(Data entries)
┌──

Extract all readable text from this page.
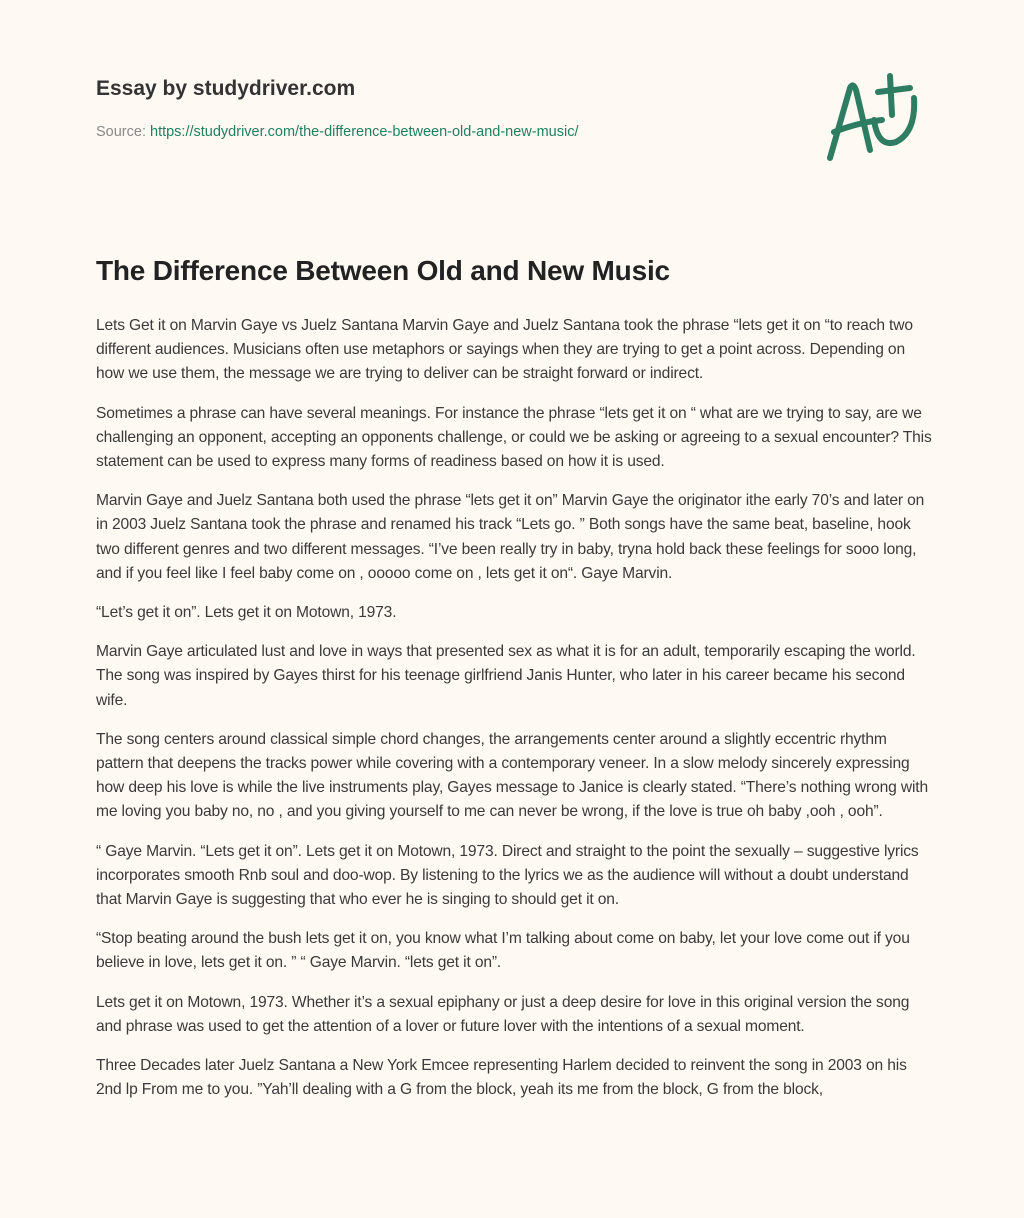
Essay by studydriver.com
Source: https://studydriver.com/the-difference-between-old-and-new-music/
The Difference Between Old and New Music

Lets Get it on Marvin Gaye vs Juelz Santana Marvin Gaye and Juelz Santana took the phrase “lets get it on “to reach two different audiences. Musicians often use metaphors or sayings when they are trying to get a point across. Depending on how we use them, the message we are trying to deliver can be straight forward or indirect.

Sometimes a phrase can have several meanings. For instance the phrase “lets get it on “ what are we trying to say, are we challenging an opponent, accepting an opponents challenge, or could we be asking or agreeing to a sexual encounter? This statement can be used to express many forms of readiness based on how it is used.

Marvin Gaye and Juelz Santana both used the phrase “lets get it on” Marvin Gaye the originator ithe early 70’s and later on in 2003 Juelz Santana took the phrase and renamed his track “Lets go. ” Both songs have the same beat, baseline, hook two different genres and two different messages. “I’ve been really try in baby, tryna hold back these feelings for sooo long, and if you feel like I feel baby come on , ooooo come on , lets get it on“. Gaye Marvin.

“Let’s get it on”. Lets get it on Motown, 1973.

Marvin Gaye articulated lust and love in ways that presented sex as what it is for an adult, temporarily escaping the world. The song was inspired by Gayes thirst for his teenage girlfriend Janis Hunter, who later in his career became his second wife.

The song centers around classical simple chord changes, the arrangements center around a slightly eccentric rhythm pattern that deepens the tracks power while covering with a contemporary veneer. In a slow melody sincerely expressing how deep his love is while the live instruments play, Gayes message to Janice is clearly stated. “There’s nothing wrong with me loving you baby no, no , and you giving yourself to me can never be wrong, if the love is true oh baby ,ooh , ooh”.

“ Gaye Marvin. “Lets get it on”. Lets get it on Motown, 1973. Direct and straight to the point the sexually – suggestive lyrics incorporates smooth Rnb soul and doo-wop. By listening to the lyrics we as the audience will without a doubt understand that Marvin Gaye is suggesting that who ever he is singing to should get it on.

“Stop beating around the bush lets get it on, you know what I’m talking about come on baby, let your love come out if you believe in love, lets get it on. ” “ Gaye Marvin. “lets get it on”.

Lets get it on Motown, 1973. Whether it’s a sexual epiphany or just a deep desire for love in this original version the song and phrase was used to get the attention of a lover or future lover with the intentions of a sexual moment.

Three Decades later Juelz Santana a New York Emcee representing Harlem decided to reinvent the song in 2003 on his 2nd lp From me to you. ”Yah’ll dealing with a G from the block, yeah its me from the block, G from the block,
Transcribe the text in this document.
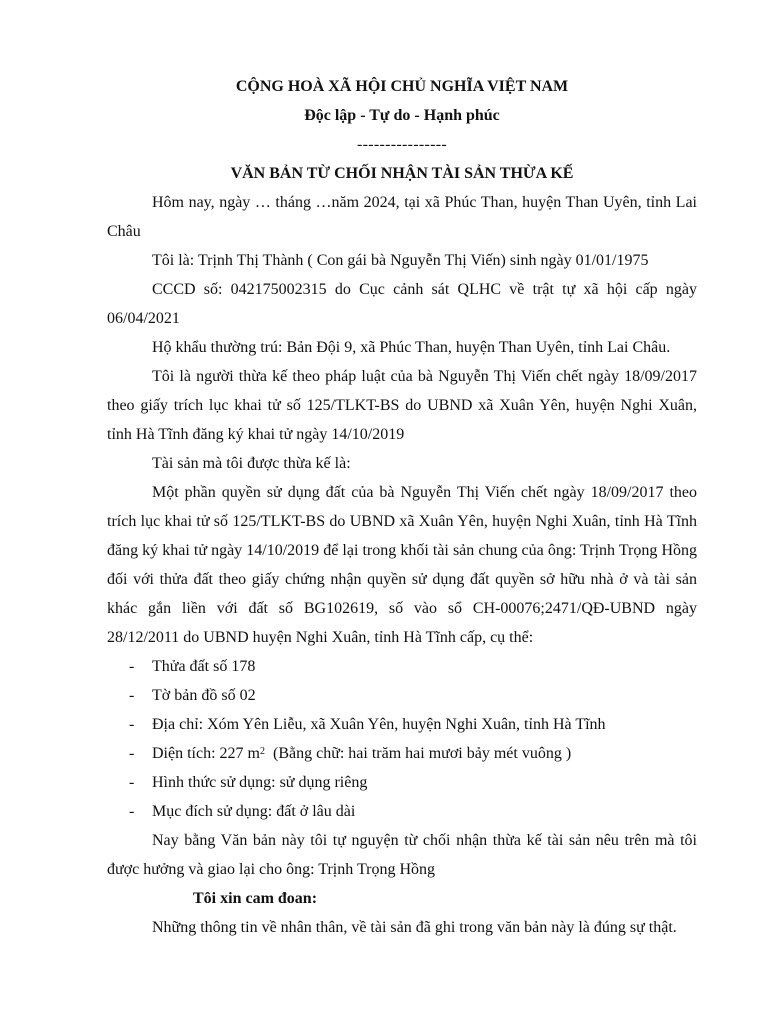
CỘNG HOÀ XÃ HỘI CHỦ NGHĨA VIỆT NAM
Độc lập - Tự do - Hạnh phúc
----------------
VĂN BẢN TỪ CHỐI NHẬN TÀI SẢN THỪA KẾ

Hôm nay, ngày … tháng …năm 2024, tại xã Phúc Than, huyện Than Uyên, tỉnh Lai Châu

Tôi là: Trịnh Thị Thành ( Con gái bà Nguyễn Thị Viến) sinh ngày 01/01/1975

CCCD số: 042175002315 do Cục cảnh sát QLHC về trật tự xã hội cấp ngày 06/04/2021

Hộ khẩu thường trú: Bản Đội 9, xã Phúc Than, huyện Than Uyên, tỉnh Lai Châu.

Tôi là người thừa kế theo pháp luật của bà Nguyễn Thị Viến chết ngày 18/09/2017 theo giấy trích lục khai tử số 125/TLKT-BS do UBND xã Xuân Yên, huyện Nghi Xuân, tỉnh Hà Tĩnh đăng ký khai tử ngày 14/10/2019

Tài sản mà tôi được thừa kế là:

Một phần quyền sử dụng đất của bà Nguyễn Thị Viến chết ngày 18/09/2017 theo trích lục khai tử số 125/TLKT-BS do UBND xã Xuân Yên, huyện Nghi Xuân, tỉnh Hà Tĩnh đăng ký khai tử ngày 14/10/2019 để lại trong khối tài sản chung của ông: Trịnh Trọng Hồng đối với thửa đất theo giấy chứng nhận quyền sử dụng đất quyền sở hữu nhà ở và tài sản khác gắn liền với đất số BG102619, số vào sổ CH-00076;2471/QĐ-UBND ngày 28/12/2011 do UBND huyện Nghi Xuân, tỉnh Hà Tĩnh cấp, cụ thể:

- Thửa đất số 178
- Tờ bản đồ số 02
- Địa chỉ: Xóm Yên Liễu, xã Xuân Yên, huyện Nghi Xuân, tỉnh Hà Tĩnh
- Diện tích: 227 $m^2$ (Bằng chữ: hai trăm hai mươi bảy mét vuông )
- Hình thức sử dụng: sử dụng riêng
- Mục đích sử dụng: đất ở lâu dài

Nay bằng Văn bản này tôi tự nguyện từ chối nhận thừa kế tài sản nêu trên mà tôi được hưởng và giao lại cho ông: Trịnh Trọng Hồng

Tôi xin cam đoan:

Những thông tin về nhân thân, về tài sản đã ghi trong văn bản này là đúng sự thật.
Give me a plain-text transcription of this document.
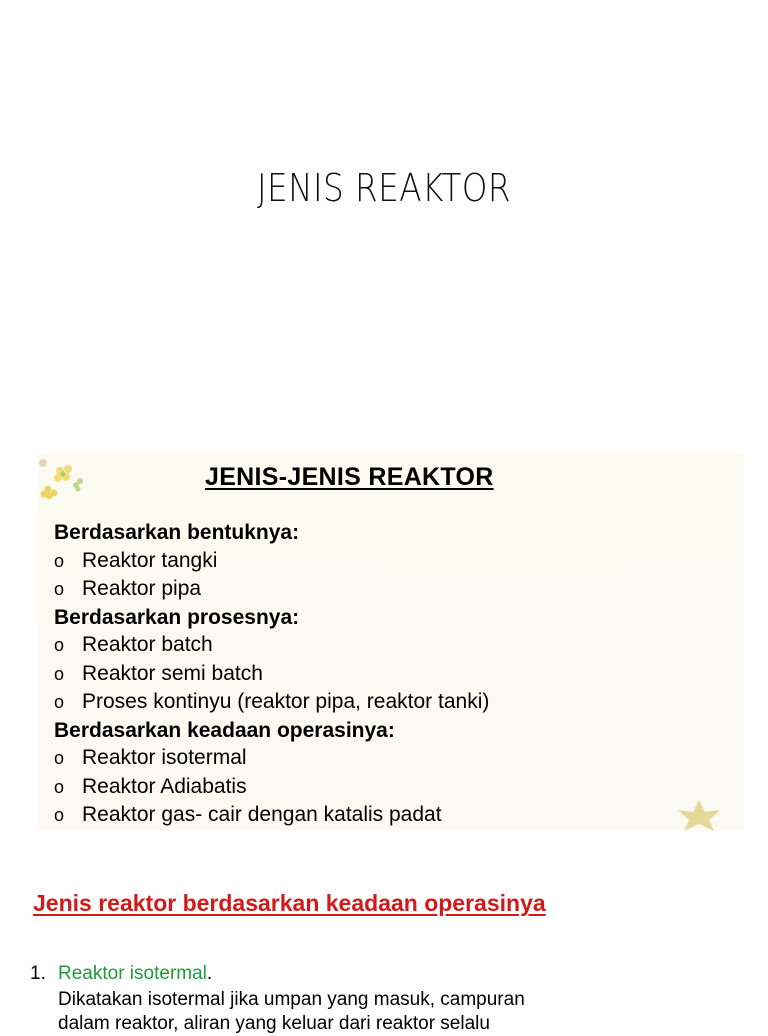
JENIS REAKTOR
JENIS-JENIS REAKTOR
Berdasarkan bentuknya:
o Reaktor tangki
o Reaktor pipa
Berdasarkan prosesnya:
o Reaktor batch
o Reaktor semi batch
o Proses kontinyu (reaktor pipa, reaktor tanki)
Berdasarkan keadaan operasinya:
o Reaktor isotermal
o Reaktor Adiabatis
o Reaktor gas- cair dengan katalis padat
Jenis reaktor berdasarkan keadaan operasinya
1. Reaktor isotermal.
Dikatakan isotermal jika umpan yang masuk, campuran
dalam reaktor, aliran yang keluar dari reaktor selalu
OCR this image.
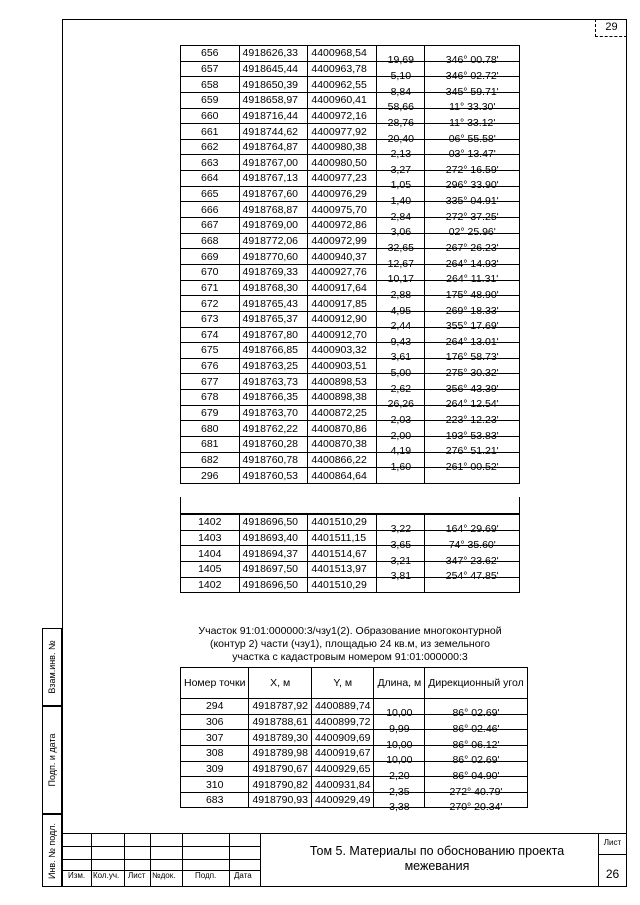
29
Взам.инв. №
Подп. и дата
Инв. № подл.
656	4918626,33	4400968,54	19,69	346° 00.78'
657	4918645,44	4400963,78	5,10	346° 02.72'
658	4918650,39	4400962,55	8,84	345° 59.71'
659	4918658,97	4400960,41	58,66	11° 33.30'
660	4918716,44	4400972,16	28,76	11° 33.12'
661	4918744,62	4400977,92	20,40	06° 55.58'
662	4918764,87	4400980,38	2,13	03° 13.47'
663	4918767,00	4400980,50	3,27	272° 16.59'
664	4918767,13	4400977,23	1,05	296° 33.90'
665	4918767,60	4400976,29	1,40	335° 04.91'
666	4918768,87	4400975,70	2,84	272° 37.25'
667	4918769,00	4400972,86	3,06	02° 25.96'
668	4918772,06	4400972,99	32,65	267° 26.23'
669	4918770,60	4400940,37	12,67	264° 14.93'
670	4918769,33	4400927,76	10,17	264° 11.31'
671	4918768,30	4400917,64	2,88	175° 48.90'
672	4918765,43	4400917,85	4,95	269° 18.33'
673	4918765,37	4400912,90	2,44	355° 17.69'
674	4918767,80	4400912,70	9,43	264° 13.01'
675	4918766,85	4400903,32	3,61	176° 58.73'
676	4918763,25	4400903,51	5,00	275° 30.32'
677	4918763,73	4400898,53	2,62	356° 43.39'
678	4918766,35	4400898,38	26,26	264° 12.54'
679	4918763,70	4400872,25	2,03	223° 12.23'
680	4918762,22	4400870,86	2,00	193° 53.83'
681	4918760,28	4400870,38	4,19	276° 51.21'
682	4918760,78	4400866,22	1,60	261° 00.52'
296	4918760,53	4400864,64		
1402	4918696,50	4401510,29	3,22	164° 29.69'
1403	4918693,40	4401511,15	3,65	74° 35.60'
1404	4918694,37	4401514,67	3,21	347° 23.62'
1405	4918697,50	4401513,97	3,81	254° 47.85'
1402	4918696,50	4401510,29		
Участок 91:01:000000:3/чзу1(2). Образование многоконтурной
(контур 2) части (чзу1), площадью 24 кв.м, из земельного
участка с кадастровым номером 91:01:000000:3
Номер точки	X, м	Y, м	Длина, м	Дирекционный угол
294	4918787,92	4400889,74	10,00	86° 02.69'
306	4918788,61	4400899,72	9,99	86° 02.46'
307	4918789,30	4400909,69	10,00	86° 06.12'
308	4918789,98	4400919,67	10,00	86° 02.69'
309	4918790,67	4400929,65	2,20	86° 04.90'
310	4918790,82	4400931,84	2,35	272° 40.79'
683	4918790,93	4400929,49	3,38	270° 20.34'
Изм. Кол.уч. Лист №док. Подп. Дата
Том 5. Материалы по обоснованию проекта
межевания
Лист
26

└──

*Exercise*
Copy every single line of the material above that holds "Than".

*Response to the exercise*
Hôm nay, ngày … tháng …năm 2024, tại xã Phúc Than, huyện Than Uyên, tỉnh Lai Châu
Hộ khẩu thường trú: Bản Đội 9, xã Phúc Than, huyện Than Uyên, tỉnh Lai Châu.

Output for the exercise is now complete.